╭──

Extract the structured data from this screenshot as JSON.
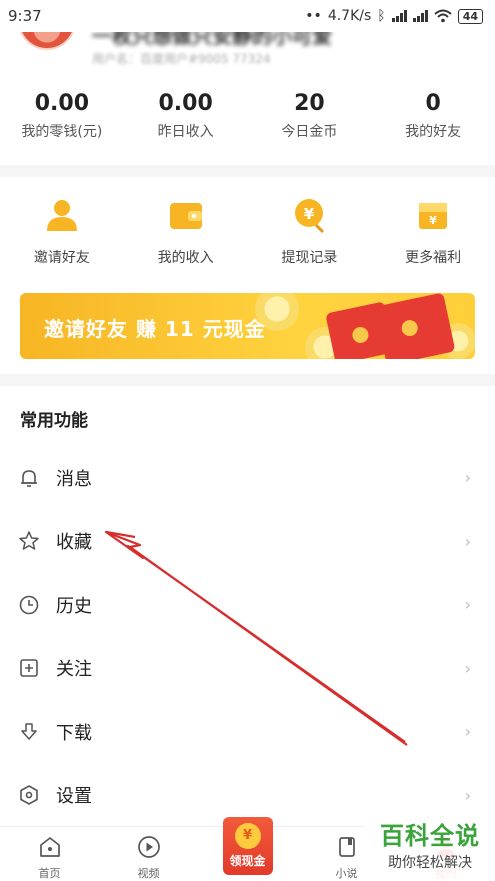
{
  "status_bar": {
    "time": "9:37",
    "speed": "4.7K/s",
    "battery": "44"
  },
  "profile": {
    "name": "一枚只想做只安静的小可爱",
    "user_id": "用户名：百度用户#9005 77324"
  },
  "stats": [
    {
      "value": "0.00",
      "label": "我的零钱(元)"
    },
    {
      "value": "0.00",
      "label": "昨日收入"
    },
    {
      "value": "20",
      "label": "今日金币"
    },
    {
      "value": "0",
      "label": "我的好友"
    }
  ],
  "quick_actions": [
    {
      "label": "邀请好友",
      "icon": "person-icon"
    },
    {
      "label": "我的收入",
      "icon": "wallet-icon"
    },
    {
      "label": "提现记录",
      "icon": "yen-coin-icon"
    },
    {
      "label": "更多福利",
      "icon": "gift-card-icon"
    }
  ],
  "banner": {
    "text": "邀请好友 赚 11 元现金"
  },
  "functions": {
    "title": "常用功能",
    "items": [
      {
        "label": "消息",
        "icon": "bell-icon"
      },
      {
        "label": "收藏",
        "icon": "star-icon"
      },
      {
        "label": "历史",
        "icon": "clock-icon"
      },
      {
        "label": "关注",
        "icon": "plus-square-icon"
      },
      {
        "label": "下载",
        "icon": "download-icon"
      },
      {
        "label": "设置",
        "icon": "settings-hex-icon"
      }
    ],
    "chevron": "›"
  },
  "tabbar": {
    "tabs": [
      {
        "label": "首页",
        "icon": "home-icon"
      },
      {
        "label": "视频",
        "icon": "play-icon"
      },
      {
        "label": "领现金",
        "icon": "cash-coin-icon"
      },
      {
        "label": "小说",
        "icon": "book-icon"
      },
      {
        "label": "我的",
        "icon": "profile-icon"
      }
    ],
    "cash_symbol": "¥"
  },
  "watermark": {
    "title": "百科全说",
    "subtitle": "助你轻松解决"
  },
  "colors": {
    "accent": "#f7b523",
    "annotation": "#d62d2d",
    "watermark": "#3aa33a"
  }
}
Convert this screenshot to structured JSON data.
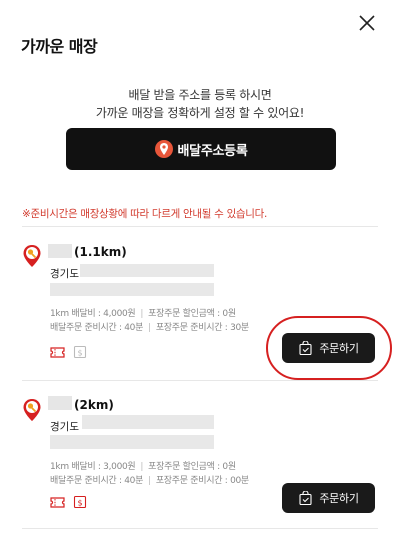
{
  "header": {
    "title": "가까운 매장"
  },
  "guide": {
    "line1": "배달 받을 주소를 등록 하시면",
    "line2": "가까운 매장을 정확하게 설정 할 수 있어요!"
  },
  "register_button": {
    "label": "배달주소등록"
  },
  "notice": "※준비시간은 매장상황에 따라 다르게 안내될 수 있습니다.",
  "stores": [
    {
      "distance": "(1.1km)",
      "region": "경기도",
      "delivery_fee": "1km 배달비 : 4,000원",
      "takeout_discount": "포장주문 할인금액 : 0원",
      "delivery_prep": "배달주문 준비시간 : 40분",
      "takeout_prep": "포장주문 준비시간 : 30분",
      "order_label": "주문하기"
    },
    {
      "distance": "(2km)",
      "region": "경기도",
      "delivery_fee": "1km 배달비 : 3,000원",
      "takeout_discount": "포장주문 할인금액 : 0원",
      "delivery_prep": "배달주문 준비시간 : 40분",
      "takeout_prep": "포장주문 준비시간 : 00분",
      "order_label": "주문하기"
    }
  ],
  "colors": {
    "accent_red": "#d23b2e",
    "button_dark": "#111111",
    "pin_orange": "#e8563a"
  },
  "icons": [
    "close-icon",
    "location-pin-icon",
    "store-marker-icon",
    "coupon-icon",
    "takeout-bag-icon",
    "order-bag-icon"
  ]
}
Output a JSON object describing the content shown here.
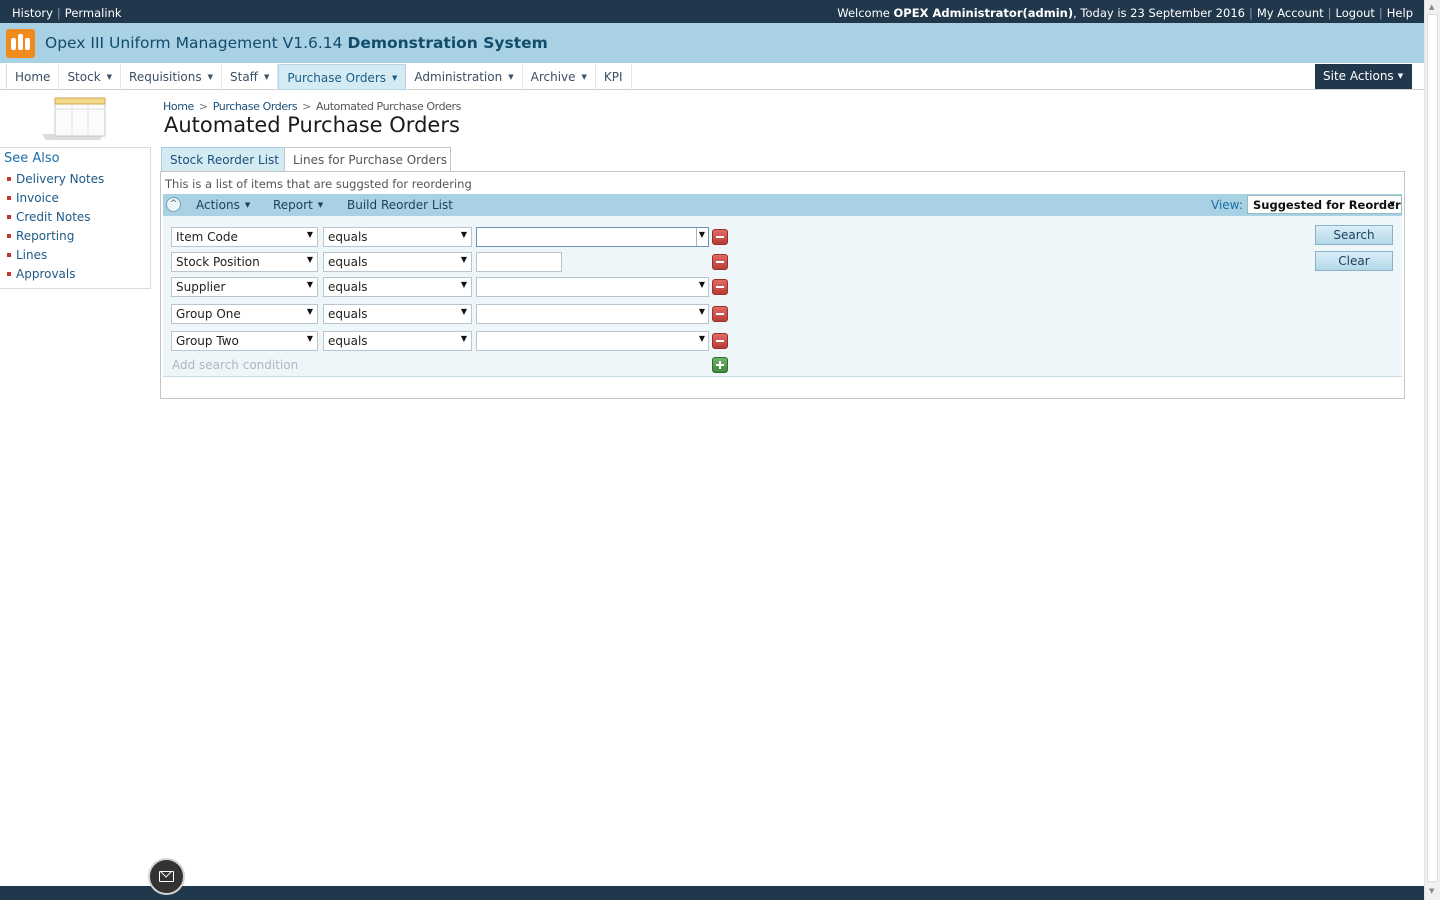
{
  "topbar": {
    "history": "History",
    "permalink": "Permalink",
    "welcome_prefix": "Welcome ",
    "user": "OPEX Administrator(admin)",
    "today": ", Today is 23 September 2016",
    "my_account": "My Account",
    "logout": "Logout",
    "help": "Help"
  },
  "app": {
    "title_main": "Opex III Uniform Management V1.6.14",
    "title_bold": "Demonstration System",
    "logo_color": "#f08a1c"
  },
  "nav": {
    "items": [
      {
        "label": "Home",
        "dropdown": false
      },
      {
        "label": "Stock",
        "dropdown": true
      },
      {
        "label": "Requisitions",
        "dropdown": true
      },
      {
        "label": "Staff",
        "dropdown": true
      },
      {
        "label": "Purchase Orders",
        "dropdown": true,
        "active": true
      },
      {
        "label": "Administration",
        "dropdown": true
      },
      {
        "label": "Archive",
        "dropdown": true
      },
      {
        "label": "KPI",
        "dropdown": false
      }
    ],
    "site_actions": "Site Actions",
    "caret": "▼"
  },
  "see_also": {
    "title": "See Also",
    "links": [
      "Delivery Notes",
      "Invoice",
      "Credit Notes",
      "Reporting",
      "Lines",
      "Approvals"
    ]
  },
  "breadcrumb": {
    "home": "Home",
    "purchase_orders": "Purchase Orders",
    "current": "Automated Purchase Orders",
    "separator": ">"
  },
  "page_title": "Automated Purchase Orders",
  "tabs": {
    "stock_reorder": "Stock Reorder List",
    "lines_for_po": "Lines for Purchase Orders"
  },
  "panel": {
    "description": "This is a list of items that are suggsted for reordering",
    "collapse_glyph": "^",
    "actions": "Actions",
    "report": "Report",
    "build": "Build Reorder List",
    "view_label": "View:",
    "view_value": "Suggested for Reorder"
  },
  "search": {
    "conditions": [
      {
        "field": "Item Code",
        "operator": "equals",
        "value": ""
      },
      {
        "field": "Stock Position",
        "operator": "equals",
        "value": ""
      },
      {
        "field": "Supplier",
        "operator": "equals",
        "value": ""
      },
      {
        "field": "Group One",
        "operator": "equals",
        "value": ""
      },
      {
        "field": "Group Two",
        "operator": "equals",
        "value": ""
      }
    ],
    "add_condition": "Add search condition",
    "search_button": "Search",
    "clear_button": "Clear"
  },
  "icons": {
    "dropdown_arrow": "▼",
    "scroll_up": "▲",
    "scroll_down": "▼"
  }
}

╰──

= Challenge =
Transcribe the records above exactly, leaving out every picture.

= Exercise output =
Extract the structured data from this screenshot as JSON.
{
  "status_bar": {
    "time": "9:37",
    "speed": "4.7K/s",
    "battery": "44"
  },
  "profile": {
    "name": "一枚只想做只安静的小可爱",
    "user_id": "用户名：百度用户#9005 77324"
  },
  "stats": [
    {
      "value": "0.00",
      "label": "我的零钱(元)"
    },
    {
      "value": "0.00",
      "label": "昨日收入"
    },
    {
      "value": "20",
      "label": "今日金币"
    },
    {
      "value": "0",
      "label": "我的好友"
    }
  ],
  "quick_actions": [
    {
      "label": "邀请好友",
      "icon": "person-icon"
    },
    {
      "label": "我的收入",
      "icon": "wallet-icon"
    },
    {
      "label": "提现记录",
      "icon": "yen-coin-icon"
    },
    {
      "label": "更多福利",
      "icon": "gift-card-icon"
    }
  ],
  "banner": {
    "text": "邀请好友 赚 11 元现金"
  },
  "functions": {
    "title": "常用功能",
    "items": [
      {
        "label": "消息",
        "icon": "bell-icon"
      },
      {
        "label": "收藏",
        "icon": "star-icon"
      },
      {
        "label": "历史",
        "icon": "clock-icon"
      },
      {
        "label": "关注",
        "icon": "plus-square-icon"
      },
      {
        "label": "下载",
        "icon": "download-icon"
      },
      {
        "label": "设置",
        "icon": "settings-hex-icon"
      }
    ],
    "chevron": "›"
  },
  "tabbar": {
    "tabs": [
      {
        "label": "首页",
        "icon": "home-icon"
      },
      {
        "label": "视频",
        "icon": "play-icon"
      },
      {
        "label": "领现金",
        "icon": "cash-coin-icon"
      },
      {
        "label": "小说",
        "icon": "book-icon"
      },
      {
        "label": "我的",
        "icon": "profile-icon"
      }
    ],
    "cash_symbol": "¥"
  },
  "watermark": {
    "title": "百科全说",
    "subtitle": "助你轻松解决"
  },
  "colors": {
    "accent": "#f7b523",
    "annotation": "#d62d2d",
    "watermark": "#3aa33a"
  }
}
Convert this screenshot to structured JSON data.
{
  "header": {
    "title": "가까운 매장"
  },
  "guide": {
    "line1": "배달 받을 주소를 등록 하시면",
    "line2": "가까운 매장을 정확하게 설정 할 수 있어요!"
  },
  "register_button": {
    "label": "배달주소등록"
  },
  "notice": "※준비시간은 매장상황에 따라 다르게 안내될 수 있습니다.",
  "stores": [
    {
      "distance": "(1.1km)",
      "region": "경기도",
      "delivery_fee": "1km 배달비 : 4,000원",
      "takeout_discount": "포장주문 할인금액 : 0원",
      "delivery_prep": "배달주문 준비시간 : 40분",
      "takeout_prep": "포장주문 준비시간 : 30분",
      "order_label": "주문하기"
    },
    {
      "distance": "(2km)",
      "region": "경기도",
      "delivery_fee": "1km 배달비 : 3,000원",
      "takeout_discount": "포장주문 할인금액 : 0원",
      "delivery_prep": "배달주문 준비시간 : 40분",
      "takeout_prep": "포장주문 준비시간 : 00분",
      "order_label": "주문하기"
    }
  ],
  "colors": {
    "accent_red": "#d23b2e",
    "button_dark": "#111111",
    "pin_orange": "#e8563a"
  },
  "icons": [
    "close-icon",
    "location-pin-icon",
    "store-marker-icon",
    "coupon-icon",
    "takeout-bag-icon",
    "order-bag-icon"
  ]
}
Output a JSON object describing the content shown here.
{
  "topbar": {
    "history": "History",
    "permalink": "Permalink",
    "welcome_prefix": "Welcome ",
    "user": "OPEX Administrator(admin)",
    "today": ", Today is 23 September 2016",
    "my_account": "My Account",
    "logout": "Logout",
    "help": "Help"
  },
  "app": {
    "title_main": "Opex III Uniform Management V1.6.14",
    "title_bold": "Demonstration System",
    "logo_color": "#f08a1c"
  },
  "nav": {
    "items": [
      {
        "label": "Home",
        "dropdown": false
      },
      {
        "label": "Stock",
        "dropdown": true
      },
      {
        "label": "Requisitions",
        "dropdown": true
      },
      {
        "label": "Staff",
        "dropdown": true
      },
      {
        "label": "Purchase Orders",
        "dropdown": true,
        "active": true
      },
      {
        "label": "Administration",
        "dropdown": true
      },
      {
        "label": "Archive",
        "dropdown": true
      },
      {
        "label": "KPI",
        "dropdown": false
      }
    ],
    "site_actions": "Site Actions",
    "caret": "▼"
  },
  "see_also": {
    "title": "See Also",
    "links": [
      "Delivery Notes",
      "Invoice",
      "Credit Notes",
      "Reporting",
      "Lines",
      "Approvals"
    ]
  },
  "breadcrumb": {
    "home": "Home",
    "purchase_orders": "Purchase Orders",
    "current": "Automated Purchase Orders",
    "separator": ">"
  },
  "page_title": "Automated Purchase Orders",
  "tabs": {
    "stock_reorder": "Stock Reorder List",
    "lines_for_po": "Lines for Purchase Orders"
  },
  "panel": {
    "description": "This is a list of items that are suggsted for reordering",
    "collapse_glyph": "^",
    "actions": "Actions",
    "report": "Report",
    "build": "Build Reorder List",
    "view_label": "View:",
    "view_value": "Suggested for Reorder"
  },
  "search": {
    "conditions": [
      {
        "field": "Item Code",
        "operator": "equals",
        "value": ""
      },
      {
        "field": "Stock Position",
        "operator": "equals",
        "value": ""
      },
      {
        "field": "Supplier",
        "operator": "equals",
        "value": ""
      },
      {
        "field": "Group One",
        "operator": "equals",
        "value": ""
      },
      {
        "field": "Group Two",
        "operator": "equals",
        "value": ""
      }
    ],
    "add_condition": "Add search condition",
    "search_button": "Search",
    "clear_button": "Clear"
  },
  "icons": {
    "dropdown_arrow": "▼",
    "scroll_up": "▲",
    "scroll_down": "▼"
  }
}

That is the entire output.